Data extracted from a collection
<<<<
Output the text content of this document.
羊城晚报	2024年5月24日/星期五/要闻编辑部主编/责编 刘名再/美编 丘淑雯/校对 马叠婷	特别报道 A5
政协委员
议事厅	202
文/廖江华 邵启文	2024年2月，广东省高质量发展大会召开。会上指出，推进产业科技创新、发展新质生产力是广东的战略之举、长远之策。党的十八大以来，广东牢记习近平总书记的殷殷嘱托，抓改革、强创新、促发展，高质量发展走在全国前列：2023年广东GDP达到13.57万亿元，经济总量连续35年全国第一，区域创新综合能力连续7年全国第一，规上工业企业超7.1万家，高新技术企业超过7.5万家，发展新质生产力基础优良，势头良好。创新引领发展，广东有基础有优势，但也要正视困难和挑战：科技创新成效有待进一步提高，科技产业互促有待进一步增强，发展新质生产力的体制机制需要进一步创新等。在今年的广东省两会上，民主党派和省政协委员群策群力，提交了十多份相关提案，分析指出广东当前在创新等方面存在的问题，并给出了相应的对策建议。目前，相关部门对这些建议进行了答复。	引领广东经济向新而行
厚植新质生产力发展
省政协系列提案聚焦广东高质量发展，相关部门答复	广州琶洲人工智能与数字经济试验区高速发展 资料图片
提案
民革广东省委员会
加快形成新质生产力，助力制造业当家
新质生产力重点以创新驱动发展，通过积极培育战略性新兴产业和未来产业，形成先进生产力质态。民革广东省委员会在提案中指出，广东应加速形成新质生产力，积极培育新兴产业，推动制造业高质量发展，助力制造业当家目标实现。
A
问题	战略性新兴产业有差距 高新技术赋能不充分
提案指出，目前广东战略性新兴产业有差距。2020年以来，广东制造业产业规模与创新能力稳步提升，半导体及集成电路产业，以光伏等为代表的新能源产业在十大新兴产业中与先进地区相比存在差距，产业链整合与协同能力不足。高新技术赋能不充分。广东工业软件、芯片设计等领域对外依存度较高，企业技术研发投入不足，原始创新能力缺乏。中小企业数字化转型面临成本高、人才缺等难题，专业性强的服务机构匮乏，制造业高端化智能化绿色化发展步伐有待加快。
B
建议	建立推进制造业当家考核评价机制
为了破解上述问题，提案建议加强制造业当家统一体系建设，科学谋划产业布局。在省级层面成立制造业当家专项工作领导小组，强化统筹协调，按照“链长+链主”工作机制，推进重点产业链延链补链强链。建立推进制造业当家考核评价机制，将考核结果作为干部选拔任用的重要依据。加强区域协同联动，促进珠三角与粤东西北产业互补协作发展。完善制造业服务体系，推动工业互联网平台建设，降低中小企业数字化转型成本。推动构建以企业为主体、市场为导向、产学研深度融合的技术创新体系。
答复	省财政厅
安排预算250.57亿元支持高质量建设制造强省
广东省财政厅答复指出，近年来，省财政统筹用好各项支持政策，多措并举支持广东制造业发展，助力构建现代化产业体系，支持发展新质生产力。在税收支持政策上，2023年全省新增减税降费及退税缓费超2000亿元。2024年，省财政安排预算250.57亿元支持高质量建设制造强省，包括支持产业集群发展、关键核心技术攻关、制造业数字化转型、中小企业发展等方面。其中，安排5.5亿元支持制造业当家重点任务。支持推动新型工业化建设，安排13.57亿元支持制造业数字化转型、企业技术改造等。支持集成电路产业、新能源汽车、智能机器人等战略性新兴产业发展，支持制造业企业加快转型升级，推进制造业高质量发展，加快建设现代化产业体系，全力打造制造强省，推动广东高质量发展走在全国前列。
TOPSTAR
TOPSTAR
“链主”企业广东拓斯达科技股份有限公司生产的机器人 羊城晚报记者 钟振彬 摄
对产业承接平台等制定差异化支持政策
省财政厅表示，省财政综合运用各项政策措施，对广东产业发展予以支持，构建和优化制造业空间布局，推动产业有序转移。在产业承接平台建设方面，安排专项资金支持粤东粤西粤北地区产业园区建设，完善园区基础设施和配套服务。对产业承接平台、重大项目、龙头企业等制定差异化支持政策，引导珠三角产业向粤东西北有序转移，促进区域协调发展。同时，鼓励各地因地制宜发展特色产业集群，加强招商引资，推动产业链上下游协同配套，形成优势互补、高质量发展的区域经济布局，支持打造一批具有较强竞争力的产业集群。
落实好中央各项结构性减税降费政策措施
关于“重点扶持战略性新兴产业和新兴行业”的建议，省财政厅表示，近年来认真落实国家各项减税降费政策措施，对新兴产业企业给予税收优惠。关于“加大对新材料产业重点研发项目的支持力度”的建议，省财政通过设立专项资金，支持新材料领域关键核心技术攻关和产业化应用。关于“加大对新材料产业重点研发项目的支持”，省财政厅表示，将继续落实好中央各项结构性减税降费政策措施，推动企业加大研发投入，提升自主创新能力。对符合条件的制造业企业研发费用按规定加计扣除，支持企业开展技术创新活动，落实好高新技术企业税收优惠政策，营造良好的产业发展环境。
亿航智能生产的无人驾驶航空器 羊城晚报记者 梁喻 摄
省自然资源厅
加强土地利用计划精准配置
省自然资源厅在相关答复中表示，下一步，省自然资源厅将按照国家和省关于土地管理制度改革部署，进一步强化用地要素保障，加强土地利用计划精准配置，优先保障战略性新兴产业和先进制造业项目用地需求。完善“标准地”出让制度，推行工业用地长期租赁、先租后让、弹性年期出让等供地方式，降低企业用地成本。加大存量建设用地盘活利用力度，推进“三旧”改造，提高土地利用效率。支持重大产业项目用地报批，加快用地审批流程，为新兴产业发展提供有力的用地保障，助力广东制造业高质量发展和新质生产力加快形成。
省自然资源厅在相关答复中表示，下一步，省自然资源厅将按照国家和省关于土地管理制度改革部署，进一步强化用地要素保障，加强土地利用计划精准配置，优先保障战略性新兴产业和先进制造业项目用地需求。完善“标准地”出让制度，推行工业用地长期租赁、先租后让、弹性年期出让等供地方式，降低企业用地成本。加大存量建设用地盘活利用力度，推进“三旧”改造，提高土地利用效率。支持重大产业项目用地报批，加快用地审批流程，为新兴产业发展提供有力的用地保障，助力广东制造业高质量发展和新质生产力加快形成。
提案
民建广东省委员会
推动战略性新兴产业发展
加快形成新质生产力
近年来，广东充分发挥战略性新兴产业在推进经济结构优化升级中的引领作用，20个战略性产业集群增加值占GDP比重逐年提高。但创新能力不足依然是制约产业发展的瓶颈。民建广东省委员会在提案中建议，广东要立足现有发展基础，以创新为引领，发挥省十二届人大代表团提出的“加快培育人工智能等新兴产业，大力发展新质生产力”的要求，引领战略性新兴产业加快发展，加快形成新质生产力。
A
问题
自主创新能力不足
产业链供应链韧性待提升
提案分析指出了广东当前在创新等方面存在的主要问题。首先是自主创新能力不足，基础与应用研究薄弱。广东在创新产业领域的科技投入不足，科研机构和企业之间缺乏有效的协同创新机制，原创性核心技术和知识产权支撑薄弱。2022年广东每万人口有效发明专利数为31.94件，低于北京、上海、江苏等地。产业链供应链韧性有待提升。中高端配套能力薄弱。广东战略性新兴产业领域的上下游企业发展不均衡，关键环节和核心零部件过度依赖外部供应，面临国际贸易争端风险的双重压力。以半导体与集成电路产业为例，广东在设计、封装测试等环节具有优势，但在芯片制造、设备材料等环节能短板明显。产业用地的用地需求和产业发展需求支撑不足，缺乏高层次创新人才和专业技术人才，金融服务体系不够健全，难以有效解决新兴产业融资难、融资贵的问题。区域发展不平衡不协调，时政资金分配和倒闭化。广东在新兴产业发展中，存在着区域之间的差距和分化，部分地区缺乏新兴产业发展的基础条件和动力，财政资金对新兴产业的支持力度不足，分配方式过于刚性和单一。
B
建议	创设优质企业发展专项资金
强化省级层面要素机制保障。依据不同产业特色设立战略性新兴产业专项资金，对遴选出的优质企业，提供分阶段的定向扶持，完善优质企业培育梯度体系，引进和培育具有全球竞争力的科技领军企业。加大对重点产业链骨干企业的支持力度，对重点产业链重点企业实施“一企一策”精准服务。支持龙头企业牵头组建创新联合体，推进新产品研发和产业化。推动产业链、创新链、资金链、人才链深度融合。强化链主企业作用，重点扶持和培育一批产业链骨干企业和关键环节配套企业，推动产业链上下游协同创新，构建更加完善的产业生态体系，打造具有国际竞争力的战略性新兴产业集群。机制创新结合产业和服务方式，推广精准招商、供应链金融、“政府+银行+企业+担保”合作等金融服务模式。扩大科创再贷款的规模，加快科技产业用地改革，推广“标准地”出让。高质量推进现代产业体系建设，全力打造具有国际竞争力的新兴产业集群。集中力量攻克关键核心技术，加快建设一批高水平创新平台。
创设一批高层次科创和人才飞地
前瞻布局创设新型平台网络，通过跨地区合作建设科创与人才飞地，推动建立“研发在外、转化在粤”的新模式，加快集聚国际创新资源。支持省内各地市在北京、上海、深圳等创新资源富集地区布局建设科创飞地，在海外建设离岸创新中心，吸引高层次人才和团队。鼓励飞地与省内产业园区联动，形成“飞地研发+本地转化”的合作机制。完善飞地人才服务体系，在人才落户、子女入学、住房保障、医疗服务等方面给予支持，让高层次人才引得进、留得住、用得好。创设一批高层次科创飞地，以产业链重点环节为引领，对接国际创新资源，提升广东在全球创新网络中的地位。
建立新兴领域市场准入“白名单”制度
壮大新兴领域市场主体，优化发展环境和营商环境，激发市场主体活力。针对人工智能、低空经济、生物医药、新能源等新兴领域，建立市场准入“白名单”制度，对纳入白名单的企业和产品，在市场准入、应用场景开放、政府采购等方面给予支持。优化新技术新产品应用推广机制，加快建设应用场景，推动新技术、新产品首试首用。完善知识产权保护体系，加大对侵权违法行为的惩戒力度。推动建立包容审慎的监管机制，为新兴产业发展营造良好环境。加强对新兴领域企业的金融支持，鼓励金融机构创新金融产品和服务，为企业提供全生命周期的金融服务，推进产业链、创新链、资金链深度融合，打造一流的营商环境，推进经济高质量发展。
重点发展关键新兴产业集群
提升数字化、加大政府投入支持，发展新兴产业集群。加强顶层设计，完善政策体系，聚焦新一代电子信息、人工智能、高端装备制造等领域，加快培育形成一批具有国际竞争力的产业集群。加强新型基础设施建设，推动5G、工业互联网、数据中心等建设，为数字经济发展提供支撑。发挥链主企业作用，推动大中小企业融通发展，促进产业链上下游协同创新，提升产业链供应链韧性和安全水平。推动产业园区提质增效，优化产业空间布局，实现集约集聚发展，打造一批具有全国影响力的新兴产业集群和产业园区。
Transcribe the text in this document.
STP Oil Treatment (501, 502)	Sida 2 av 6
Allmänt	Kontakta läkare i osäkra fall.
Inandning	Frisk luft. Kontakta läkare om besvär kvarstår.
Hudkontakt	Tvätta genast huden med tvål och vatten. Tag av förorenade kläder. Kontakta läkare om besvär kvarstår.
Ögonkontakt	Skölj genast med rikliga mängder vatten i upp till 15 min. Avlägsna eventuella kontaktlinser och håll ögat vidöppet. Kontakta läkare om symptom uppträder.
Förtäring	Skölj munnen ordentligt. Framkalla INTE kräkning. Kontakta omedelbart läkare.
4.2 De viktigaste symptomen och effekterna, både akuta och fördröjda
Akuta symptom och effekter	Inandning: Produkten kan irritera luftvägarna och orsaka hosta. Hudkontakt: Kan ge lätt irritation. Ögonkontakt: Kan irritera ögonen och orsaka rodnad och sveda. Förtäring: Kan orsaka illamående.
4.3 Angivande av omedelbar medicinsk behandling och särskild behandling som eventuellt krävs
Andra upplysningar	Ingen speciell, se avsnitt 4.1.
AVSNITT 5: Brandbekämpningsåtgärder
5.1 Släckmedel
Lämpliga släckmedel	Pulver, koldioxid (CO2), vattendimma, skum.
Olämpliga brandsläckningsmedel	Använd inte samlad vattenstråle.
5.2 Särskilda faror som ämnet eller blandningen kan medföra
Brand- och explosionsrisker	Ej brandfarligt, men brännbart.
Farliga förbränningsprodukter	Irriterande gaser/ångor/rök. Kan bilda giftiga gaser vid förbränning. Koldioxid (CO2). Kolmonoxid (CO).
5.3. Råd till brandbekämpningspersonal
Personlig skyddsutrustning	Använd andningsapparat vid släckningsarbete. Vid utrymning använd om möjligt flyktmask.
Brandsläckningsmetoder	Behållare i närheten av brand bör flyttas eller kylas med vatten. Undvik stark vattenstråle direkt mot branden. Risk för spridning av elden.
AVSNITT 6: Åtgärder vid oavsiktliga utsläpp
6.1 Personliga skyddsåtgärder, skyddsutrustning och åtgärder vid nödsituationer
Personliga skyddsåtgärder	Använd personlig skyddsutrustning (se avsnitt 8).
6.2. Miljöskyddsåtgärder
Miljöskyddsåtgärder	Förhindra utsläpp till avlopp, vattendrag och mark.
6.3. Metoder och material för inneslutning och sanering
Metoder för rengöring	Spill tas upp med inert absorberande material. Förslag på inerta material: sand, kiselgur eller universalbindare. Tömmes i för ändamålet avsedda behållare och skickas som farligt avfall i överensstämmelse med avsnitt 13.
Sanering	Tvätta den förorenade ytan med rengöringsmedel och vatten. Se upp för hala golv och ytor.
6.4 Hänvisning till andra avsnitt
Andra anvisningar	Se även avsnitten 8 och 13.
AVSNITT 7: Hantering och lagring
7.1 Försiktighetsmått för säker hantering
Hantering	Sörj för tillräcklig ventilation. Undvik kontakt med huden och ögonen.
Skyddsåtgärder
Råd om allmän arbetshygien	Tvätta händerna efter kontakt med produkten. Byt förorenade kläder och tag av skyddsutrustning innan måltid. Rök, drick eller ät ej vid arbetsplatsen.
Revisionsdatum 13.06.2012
>>>>
Gather all lines from the listing above in which "Personliga" occurs.

- TASK RESULT
6.1 Personliga skyddsåtgärder, skyddsutrustning och åtgärder vid nödsituationer
Personliga skyddsåtgärder	Använd personlig skyddsutrustning (se avsnitt 8).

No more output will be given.